GIVEN EXERCISE
Copy every line of the records below without changing anything.

Collection entries

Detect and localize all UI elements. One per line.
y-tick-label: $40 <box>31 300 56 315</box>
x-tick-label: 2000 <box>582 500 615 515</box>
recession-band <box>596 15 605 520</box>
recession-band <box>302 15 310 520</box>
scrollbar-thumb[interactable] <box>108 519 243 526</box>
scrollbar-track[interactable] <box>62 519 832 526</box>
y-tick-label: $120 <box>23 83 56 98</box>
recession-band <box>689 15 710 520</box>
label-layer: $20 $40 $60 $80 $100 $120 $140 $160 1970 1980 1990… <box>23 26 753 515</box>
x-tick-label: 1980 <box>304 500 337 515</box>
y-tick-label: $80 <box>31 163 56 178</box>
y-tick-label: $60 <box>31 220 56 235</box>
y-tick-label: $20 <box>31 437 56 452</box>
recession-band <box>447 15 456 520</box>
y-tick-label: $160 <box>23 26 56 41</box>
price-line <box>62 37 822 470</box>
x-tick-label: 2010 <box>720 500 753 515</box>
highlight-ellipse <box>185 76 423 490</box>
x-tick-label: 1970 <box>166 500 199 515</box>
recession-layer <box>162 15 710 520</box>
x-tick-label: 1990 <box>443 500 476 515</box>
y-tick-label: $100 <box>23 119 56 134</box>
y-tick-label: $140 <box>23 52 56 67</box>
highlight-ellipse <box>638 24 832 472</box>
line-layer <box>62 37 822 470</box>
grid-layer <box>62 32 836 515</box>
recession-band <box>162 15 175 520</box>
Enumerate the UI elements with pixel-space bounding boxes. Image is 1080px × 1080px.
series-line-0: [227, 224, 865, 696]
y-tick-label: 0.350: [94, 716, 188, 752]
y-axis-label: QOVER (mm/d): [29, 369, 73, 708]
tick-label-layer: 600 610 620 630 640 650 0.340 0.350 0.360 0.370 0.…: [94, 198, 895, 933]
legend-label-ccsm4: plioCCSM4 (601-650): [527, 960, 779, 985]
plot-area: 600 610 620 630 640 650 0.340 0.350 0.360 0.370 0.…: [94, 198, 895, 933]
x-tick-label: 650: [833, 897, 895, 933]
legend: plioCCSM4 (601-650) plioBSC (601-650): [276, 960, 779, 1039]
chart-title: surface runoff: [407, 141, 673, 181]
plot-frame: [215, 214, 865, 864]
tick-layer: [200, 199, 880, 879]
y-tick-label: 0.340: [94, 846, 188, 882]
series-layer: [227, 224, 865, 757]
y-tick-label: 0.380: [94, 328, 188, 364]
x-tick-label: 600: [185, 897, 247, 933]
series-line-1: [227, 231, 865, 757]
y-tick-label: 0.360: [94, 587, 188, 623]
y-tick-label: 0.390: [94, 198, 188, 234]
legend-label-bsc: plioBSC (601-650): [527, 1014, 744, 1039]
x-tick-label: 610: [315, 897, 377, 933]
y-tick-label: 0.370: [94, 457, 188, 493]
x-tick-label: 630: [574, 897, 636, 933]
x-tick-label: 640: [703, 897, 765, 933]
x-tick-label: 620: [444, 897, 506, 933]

COMPLETE ANSWER
Detect and localize all UI elements. One per line.
y-tick-label: $40 <box>31 300 56 315</box>
x-tick-label: 2000 <box>582 500 615 515</box>
recession-band <box>596 15 605 520</box>
recession-band <box>302 15 310 520</box>
scrollbar-thumb[interactable] <box>108 519 243 526</box>
scrollbar-track[interactable] <box>62 519 832 526</box>
y-tick-label: $120 <box>23 83 56 98</box>
recession-band <box>689 15 710 520</box>
label-layer: $20 $40 $60 $80 $100 $120 $140 $160 1970 1980 1990… <box>23 26 753 515</box>
x-tick-label: 1980 <box>304 500 337 515</box>
y-tick-label: $80 <box>31 163 56 178</box>
y-tick-label: $60 <box>31 220 56 235</box>
y-tick-label: $20 <box>31 437 56 452</box>
recession-band <box>447 15 456 520</box>
y-tick-label: $160 <box>23 26 56 41</box>
price-line <box>62 37 822 470</box>
x-tick-label: 2010 <box>720 500 753 515</box>
highlight-ellipse <box>185 76 423 490</box>
x-tick-label: 1970 <box>166 500 199 515</box>
recession-layer <box>162 15 710 520</box>
x-tick-label: 1990 <box>443 500 476 515</box>
y-tick-label: $100 <box>23 119 56 134</box>
y-tick-label: $140 <box>23 52 56 67</box>
highlight-ellipse <box>638 24 832 472</box>
line-layer <box>62 37 822 470</box>
grid-layer <box>62 32 836 515</box>
recession-band <box>162 15 175 520</box>
Enumerate the UI elements with pixel-space bounding boxes. Image is 1080px × 1080px.
series-line-0: [227, 224, 865, 696]
y-tick-label: 0.350: [94, 716, 188, 752]
y-axis-label: QOVER (mm/d): [29, 369, 73, 708]
tick-label-layer: 600 610 620 630 640 650 0.340 0.350 0.360 0.370 0.…: [94, 198, 895, 933]
legend-label-ccsm4: plioCCSM4 (601-650): [527, 960, 779, 985]
plot-area: 600 610 620 630 640 650 0.340 0.350 0.360 0.370 0.…: [94, 198, 895, 933]
x-tick-label: 650: [833, 897, 895, 933]
legend: plioCCSM4 (601-650) plioBSC (601-650): [276, 960, 779, 1039]
chart-title: surface runoff: [407, 141, 673, 181]
plot-frame: [215, 214, 865, 864]
tick-layer: [200, 199, 880, 879]
y-tick-label: 0.340: [94, 846, 188, 882]
series-layer: [227, 224, 865, 757]
y-tick-label: 0.380: [94, 328, 188, 364]
x-tick-label: 600: [185, 897, 247, 933]
series-line-1: [227, 231, 865, 757]
y-tick-label: 0.360: [94, 587, 188, 623]
y-tick-label: 0.390: [94, 198, 188, 234]
legend-label-bsc: plioBSC (601-650): [527, 1014, 744, 1039]
x-tick-label: 610: [315, 897, 377, 933]
y-tick-label: 0.370: [94, 457, 188, 493]
x-tick-label: 630: [574, 897, 636, 933]
x-tick-label: 640: [703, 897, 765, 933]
x-tick-label: 620: [444, 897, 506, 933]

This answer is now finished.